** Set task **
Provide the number of lines where the word "vezi" occurs, and no other text.

** Dataset rows **

========================================

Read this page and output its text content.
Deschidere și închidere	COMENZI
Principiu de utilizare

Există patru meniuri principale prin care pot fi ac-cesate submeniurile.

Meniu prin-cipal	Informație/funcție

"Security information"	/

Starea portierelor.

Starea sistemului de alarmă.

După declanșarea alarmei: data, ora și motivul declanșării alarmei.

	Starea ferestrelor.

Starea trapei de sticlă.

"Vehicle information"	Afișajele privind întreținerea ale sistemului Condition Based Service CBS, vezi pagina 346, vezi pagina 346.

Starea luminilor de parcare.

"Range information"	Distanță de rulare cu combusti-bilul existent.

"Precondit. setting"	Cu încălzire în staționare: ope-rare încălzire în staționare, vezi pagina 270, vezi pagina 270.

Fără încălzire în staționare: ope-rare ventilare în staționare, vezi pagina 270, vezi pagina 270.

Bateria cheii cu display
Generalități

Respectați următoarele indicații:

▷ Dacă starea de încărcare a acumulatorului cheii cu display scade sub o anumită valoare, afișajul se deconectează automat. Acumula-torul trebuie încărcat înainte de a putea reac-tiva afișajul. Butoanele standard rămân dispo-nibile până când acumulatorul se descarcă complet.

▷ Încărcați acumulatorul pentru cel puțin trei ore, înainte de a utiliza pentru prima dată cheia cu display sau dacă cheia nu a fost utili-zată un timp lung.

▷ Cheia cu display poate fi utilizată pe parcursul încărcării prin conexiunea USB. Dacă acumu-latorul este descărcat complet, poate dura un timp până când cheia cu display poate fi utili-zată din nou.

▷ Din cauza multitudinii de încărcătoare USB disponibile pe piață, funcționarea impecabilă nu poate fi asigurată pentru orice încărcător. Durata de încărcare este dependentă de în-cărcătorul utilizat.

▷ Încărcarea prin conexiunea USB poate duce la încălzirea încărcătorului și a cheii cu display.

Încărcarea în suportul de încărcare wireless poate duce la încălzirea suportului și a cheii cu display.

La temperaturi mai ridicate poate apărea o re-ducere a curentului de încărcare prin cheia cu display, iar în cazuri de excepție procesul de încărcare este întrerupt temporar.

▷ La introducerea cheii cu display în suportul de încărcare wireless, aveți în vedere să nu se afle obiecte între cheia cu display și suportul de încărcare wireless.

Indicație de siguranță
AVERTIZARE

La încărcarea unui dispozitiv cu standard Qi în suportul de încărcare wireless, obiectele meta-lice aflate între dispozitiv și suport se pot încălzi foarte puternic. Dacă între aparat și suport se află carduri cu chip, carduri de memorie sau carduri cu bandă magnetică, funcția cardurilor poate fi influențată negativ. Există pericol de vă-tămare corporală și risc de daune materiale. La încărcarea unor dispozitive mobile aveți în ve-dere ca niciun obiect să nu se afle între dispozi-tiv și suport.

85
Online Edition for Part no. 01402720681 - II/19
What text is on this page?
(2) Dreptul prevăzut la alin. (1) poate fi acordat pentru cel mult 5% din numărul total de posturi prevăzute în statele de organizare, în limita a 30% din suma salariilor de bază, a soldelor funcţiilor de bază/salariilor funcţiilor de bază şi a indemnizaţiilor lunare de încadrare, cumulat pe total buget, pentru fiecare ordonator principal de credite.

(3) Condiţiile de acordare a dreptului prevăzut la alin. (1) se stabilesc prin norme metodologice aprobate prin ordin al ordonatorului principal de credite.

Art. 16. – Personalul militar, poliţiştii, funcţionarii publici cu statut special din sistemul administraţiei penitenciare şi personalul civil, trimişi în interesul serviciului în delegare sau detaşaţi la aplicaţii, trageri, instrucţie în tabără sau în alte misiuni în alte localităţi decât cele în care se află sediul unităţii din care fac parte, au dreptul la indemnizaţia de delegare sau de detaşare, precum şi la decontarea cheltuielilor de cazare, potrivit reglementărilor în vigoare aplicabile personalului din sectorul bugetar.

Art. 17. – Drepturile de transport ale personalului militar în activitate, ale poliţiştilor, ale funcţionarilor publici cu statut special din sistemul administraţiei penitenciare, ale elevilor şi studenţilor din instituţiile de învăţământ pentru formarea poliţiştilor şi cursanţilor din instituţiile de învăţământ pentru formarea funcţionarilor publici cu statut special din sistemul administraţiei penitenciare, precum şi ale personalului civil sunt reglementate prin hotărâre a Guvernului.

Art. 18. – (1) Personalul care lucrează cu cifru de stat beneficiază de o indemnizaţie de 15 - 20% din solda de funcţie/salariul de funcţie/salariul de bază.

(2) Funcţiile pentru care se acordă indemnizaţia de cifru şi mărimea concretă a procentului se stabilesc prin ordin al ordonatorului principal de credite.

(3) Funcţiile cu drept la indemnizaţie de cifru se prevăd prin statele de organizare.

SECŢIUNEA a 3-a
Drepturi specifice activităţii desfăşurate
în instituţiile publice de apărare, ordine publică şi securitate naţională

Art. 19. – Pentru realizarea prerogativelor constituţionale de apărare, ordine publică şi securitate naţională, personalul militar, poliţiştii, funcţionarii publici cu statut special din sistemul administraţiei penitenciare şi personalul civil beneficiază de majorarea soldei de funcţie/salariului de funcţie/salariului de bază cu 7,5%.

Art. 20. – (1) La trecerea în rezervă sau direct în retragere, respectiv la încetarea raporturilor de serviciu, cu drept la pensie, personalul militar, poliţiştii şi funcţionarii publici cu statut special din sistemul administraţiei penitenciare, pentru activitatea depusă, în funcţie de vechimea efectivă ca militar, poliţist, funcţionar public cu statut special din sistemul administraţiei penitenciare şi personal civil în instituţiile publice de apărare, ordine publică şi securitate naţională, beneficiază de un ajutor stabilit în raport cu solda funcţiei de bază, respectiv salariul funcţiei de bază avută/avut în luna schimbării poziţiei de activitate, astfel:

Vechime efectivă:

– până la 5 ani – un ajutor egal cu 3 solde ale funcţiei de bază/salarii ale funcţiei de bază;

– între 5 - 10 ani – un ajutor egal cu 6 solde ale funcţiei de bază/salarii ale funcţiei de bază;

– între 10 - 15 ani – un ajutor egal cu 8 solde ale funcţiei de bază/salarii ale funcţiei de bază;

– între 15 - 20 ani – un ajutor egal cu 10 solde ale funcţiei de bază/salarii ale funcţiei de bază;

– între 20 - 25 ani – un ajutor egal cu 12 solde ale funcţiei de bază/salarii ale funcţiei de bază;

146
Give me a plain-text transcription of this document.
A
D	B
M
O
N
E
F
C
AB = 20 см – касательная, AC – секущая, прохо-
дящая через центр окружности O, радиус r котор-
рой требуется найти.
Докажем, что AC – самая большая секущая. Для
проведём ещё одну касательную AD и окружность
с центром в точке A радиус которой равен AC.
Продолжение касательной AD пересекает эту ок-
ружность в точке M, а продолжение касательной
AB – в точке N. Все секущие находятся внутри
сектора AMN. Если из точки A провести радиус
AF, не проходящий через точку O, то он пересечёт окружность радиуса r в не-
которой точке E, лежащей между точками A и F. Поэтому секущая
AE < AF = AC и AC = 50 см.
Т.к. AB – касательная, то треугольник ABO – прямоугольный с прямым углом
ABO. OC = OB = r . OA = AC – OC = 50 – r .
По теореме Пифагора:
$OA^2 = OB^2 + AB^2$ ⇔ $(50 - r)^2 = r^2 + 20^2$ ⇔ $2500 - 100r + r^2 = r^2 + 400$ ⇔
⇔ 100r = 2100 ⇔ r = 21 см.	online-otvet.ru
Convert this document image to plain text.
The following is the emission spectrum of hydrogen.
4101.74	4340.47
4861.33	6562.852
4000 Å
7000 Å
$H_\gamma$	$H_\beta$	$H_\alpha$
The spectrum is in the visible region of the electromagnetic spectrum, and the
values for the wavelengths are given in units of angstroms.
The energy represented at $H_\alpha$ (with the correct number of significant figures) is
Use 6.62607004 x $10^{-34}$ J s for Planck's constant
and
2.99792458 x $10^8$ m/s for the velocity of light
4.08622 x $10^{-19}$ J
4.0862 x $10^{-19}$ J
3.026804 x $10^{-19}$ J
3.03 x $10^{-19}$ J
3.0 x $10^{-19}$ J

========================================

** Correct result **
3